> _DIRECTIONS FOR THIS TASK_
Which lines of the data contain the string "anthracyclines"? Copy every one of them.

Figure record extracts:
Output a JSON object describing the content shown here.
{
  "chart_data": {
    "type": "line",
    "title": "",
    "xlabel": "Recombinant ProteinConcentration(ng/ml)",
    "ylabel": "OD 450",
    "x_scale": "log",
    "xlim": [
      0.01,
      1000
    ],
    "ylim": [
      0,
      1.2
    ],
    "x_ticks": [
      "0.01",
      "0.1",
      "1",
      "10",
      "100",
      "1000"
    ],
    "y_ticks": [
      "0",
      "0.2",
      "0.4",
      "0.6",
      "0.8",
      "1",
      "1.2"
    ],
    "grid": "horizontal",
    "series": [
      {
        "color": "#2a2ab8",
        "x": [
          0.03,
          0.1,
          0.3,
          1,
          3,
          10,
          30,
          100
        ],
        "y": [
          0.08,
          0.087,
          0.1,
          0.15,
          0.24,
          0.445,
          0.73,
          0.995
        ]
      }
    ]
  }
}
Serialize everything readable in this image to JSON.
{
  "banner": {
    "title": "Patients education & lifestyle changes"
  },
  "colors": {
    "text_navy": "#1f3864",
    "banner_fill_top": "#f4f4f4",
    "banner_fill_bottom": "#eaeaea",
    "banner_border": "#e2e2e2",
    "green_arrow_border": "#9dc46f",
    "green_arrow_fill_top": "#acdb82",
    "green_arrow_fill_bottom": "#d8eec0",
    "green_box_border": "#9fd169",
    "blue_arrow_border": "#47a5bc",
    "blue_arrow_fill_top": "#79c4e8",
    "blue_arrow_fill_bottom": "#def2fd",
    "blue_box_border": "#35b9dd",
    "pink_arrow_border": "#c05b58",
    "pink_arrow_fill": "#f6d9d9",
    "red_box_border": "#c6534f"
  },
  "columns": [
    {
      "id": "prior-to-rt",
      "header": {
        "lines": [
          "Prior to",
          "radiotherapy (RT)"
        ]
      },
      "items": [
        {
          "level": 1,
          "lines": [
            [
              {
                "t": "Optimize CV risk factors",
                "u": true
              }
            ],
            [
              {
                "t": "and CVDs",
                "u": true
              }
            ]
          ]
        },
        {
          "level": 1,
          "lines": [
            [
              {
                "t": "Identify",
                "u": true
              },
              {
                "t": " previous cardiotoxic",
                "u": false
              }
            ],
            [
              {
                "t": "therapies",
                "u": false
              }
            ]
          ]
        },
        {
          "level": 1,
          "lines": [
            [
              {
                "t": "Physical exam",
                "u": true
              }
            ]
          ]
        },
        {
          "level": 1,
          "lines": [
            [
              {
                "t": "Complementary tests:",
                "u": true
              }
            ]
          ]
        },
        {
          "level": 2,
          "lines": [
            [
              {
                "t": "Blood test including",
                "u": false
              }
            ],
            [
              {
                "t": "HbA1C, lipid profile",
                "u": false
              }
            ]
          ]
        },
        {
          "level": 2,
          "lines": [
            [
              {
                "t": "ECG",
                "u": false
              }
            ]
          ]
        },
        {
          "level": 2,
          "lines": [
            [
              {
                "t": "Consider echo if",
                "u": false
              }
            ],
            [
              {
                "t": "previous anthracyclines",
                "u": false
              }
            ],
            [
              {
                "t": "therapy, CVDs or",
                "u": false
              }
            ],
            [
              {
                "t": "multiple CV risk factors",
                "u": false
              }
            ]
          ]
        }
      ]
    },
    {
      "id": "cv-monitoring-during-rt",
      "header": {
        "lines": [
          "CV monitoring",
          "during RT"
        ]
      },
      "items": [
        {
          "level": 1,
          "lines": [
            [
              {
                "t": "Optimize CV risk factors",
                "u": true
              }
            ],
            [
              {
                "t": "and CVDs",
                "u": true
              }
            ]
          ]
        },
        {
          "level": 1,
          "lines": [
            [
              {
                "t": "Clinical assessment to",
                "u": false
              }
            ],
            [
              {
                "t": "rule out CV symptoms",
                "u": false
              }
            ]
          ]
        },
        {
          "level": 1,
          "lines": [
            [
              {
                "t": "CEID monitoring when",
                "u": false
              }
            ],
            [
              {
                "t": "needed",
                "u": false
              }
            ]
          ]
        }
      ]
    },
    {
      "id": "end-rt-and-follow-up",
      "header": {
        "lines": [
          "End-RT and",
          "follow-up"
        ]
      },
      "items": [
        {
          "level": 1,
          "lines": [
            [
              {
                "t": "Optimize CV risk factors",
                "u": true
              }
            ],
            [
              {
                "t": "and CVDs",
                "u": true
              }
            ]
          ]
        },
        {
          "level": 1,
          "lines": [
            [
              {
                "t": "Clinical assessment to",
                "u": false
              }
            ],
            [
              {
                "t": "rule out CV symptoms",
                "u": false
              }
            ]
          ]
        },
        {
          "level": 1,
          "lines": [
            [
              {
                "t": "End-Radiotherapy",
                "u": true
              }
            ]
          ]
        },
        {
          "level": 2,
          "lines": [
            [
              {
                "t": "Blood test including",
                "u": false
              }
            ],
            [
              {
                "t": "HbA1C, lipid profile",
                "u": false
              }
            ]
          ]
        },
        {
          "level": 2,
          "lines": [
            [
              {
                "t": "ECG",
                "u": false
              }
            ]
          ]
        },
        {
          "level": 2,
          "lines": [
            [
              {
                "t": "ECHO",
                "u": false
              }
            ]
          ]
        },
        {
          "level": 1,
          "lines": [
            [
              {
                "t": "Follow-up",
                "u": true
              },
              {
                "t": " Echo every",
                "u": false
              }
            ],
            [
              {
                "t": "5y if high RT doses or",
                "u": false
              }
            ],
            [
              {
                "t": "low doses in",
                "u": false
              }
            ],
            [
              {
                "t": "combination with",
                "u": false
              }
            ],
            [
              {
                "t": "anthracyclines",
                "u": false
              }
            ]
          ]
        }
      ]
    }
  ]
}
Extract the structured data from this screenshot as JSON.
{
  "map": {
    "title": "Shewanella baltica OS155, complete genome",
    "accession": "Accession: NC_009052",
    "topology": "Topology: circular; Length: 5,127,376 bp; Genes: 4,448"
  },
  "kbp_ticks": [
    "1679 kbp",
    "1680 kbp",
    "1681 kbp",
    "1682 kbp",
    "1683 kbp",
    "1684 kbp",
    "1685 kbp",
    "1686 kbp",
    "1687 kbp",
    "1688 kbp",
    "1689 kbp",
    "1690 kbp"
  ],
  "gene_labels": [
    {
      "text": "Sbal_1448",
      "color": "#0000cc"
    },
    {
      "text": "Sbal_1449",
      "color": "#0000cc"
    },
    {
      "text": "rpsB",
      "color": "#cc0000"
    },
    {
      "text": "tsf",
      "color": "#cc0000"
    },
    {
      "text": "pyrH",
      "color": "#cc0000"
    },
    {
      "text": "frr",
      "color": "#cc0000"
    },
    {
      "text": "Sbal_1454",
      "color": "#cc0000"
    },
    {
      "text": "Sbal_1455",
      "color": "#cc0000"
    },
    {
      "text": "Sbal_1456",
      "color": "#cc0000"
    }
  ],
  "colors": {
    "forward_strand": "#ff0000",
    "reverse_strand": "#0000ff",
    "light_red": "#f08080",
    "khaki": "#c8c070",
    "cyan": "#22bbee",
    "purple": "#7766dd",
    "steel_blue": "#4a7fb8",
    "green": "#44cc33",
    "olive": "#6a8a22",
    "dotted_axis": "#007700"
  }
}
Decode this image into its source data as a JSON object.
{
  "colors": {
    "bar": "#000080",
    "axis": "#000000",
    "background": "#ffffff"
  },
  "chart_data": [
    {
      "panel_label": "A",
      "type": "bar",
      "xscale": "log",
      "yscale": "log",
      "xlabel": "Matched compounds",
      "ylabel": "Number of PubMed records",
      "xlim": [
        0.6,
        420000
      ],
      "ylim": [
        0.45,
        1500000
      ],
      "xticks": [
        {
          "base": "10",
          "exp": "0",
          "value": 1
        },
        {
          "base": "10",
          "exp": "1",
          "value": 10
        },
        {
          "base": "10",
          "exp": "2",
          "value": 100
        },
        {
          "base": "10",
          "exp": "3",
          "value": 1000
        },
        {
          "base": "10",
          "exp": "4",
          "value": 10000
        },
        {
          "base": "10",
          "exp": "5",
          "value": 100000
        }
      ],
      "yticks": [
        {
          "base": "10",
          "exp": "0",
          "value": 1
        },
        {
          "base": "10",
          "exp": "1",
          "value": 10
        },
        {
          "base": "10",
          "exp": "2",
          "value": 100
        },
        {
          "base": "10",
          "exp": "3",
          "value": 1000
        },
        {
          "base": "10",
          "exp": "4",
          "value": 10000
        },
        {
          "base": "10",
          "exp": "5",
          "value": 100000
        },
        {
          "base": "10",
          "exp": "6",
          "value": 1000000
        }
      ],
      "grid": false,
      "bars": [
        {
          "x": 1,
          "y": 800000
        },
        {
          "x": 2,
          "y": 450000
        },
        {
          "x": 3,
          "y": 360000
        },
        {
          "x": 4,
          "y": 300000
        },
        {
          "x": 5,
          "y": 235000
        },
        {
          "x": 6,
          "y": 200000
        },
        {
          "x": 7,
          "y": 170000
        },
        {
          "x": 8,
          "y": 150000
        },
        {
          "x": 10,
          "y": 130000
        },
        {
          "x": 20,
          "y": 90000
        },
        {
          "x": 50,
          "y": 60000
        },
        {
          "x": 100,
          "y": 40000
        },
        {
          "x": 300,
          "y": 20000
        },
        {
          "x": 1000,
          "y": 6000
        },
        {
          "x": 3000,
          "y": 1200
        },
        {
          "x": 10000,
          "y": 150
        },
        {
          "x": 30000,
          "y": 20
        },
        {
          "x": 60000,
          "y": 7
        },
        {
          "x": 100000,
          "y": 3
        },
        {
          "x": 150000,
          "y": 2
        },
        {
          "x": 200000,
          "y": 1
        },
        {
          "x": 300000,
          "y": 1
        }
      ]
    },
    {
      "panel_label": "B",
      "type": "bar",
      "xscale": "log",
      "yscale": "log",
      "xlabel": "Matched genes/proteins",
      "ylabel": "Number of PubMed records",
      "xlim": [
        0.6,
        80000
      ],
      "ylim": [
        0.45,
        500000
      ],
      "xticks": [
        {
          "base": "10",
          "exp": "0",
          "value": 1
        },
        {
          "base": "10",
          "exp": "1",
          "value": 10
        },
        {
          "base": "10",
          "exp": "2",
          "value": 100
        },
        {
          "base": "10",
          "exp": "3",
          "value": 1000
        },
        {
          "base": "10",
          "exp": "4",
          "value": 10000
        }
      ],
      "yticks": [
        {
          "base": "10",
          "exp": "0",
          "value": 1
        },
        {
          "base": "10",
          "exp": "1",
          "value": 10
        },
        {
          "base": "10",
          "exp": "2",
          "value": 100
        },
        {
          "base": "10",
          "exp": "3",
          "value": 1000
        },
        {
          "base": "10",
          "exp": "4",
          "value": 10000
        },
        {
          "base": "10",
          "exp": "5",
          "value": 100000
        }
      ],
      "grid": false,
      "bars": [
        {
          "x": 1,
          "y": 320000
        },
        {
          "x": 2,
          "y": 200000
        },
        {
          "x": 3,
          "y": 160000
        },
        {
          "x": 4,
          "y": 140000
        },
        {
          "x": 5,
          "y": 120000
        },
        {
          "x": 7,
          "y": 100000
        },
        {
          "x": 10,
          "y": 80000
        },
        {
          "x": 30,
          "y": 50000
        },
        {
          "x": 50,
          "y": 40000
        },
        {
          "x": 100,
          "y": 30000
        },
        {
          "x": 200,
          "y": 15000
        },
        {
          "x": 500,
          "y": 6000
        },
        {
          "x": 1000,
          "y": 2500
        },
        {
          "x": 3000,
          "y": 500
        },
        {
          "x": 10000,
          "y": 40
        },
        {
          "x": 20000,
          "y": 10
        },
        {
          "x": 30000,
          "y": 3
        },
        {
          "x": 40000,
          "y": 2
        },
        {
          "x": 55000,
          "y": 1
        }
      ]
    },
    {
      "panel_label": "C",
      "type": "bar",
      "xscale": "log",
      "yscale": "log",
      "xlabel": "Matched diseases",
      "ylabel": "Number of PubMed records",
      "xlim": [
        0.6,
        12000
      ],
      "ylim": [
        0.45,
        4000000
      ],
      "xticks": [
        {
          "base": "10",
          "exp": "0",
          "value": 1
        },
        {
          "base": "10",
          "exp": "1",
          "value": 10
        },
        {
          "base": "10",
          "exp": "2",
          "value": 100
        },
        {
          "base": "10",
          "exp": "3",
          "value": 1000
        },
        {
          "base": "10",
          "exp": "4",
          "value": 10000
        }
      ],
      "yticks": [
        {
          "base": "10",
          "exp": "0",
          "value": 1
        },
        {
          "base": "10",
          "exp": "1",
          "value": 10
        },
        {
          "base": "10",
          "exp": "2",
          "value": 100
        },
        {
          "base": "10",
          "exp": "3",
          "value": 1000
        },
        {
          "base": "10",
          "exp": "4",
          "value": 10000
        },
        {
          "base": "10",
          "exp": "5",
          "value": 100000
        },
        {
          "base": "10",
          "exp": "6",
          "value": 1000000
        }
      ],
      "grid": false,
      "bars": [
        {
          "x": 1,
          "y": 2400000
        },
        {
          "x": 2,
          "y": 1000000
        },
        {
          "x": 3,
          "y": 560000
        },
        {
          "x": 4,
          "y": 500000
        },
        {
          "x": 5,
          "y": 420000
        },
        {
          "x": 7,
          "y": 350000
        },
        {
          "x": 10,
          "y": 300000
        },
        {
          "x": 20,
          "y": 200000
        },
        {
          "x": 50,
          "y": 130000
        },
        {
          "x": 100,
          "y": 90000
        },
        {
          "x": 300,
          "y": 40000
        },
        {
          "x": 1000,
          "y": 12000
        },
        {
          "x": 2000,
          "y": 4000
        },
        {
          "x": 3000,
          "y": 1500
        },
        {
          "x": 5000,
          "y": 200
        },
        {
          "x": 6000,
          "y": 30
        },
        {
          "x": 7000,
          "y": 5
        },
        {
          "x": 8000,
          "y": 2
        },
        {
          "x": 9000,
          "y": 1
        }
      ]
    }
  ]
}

> _OUTPUT BELOW_
                "t": "previous anthracyclines",
                "t": "anthracyclines",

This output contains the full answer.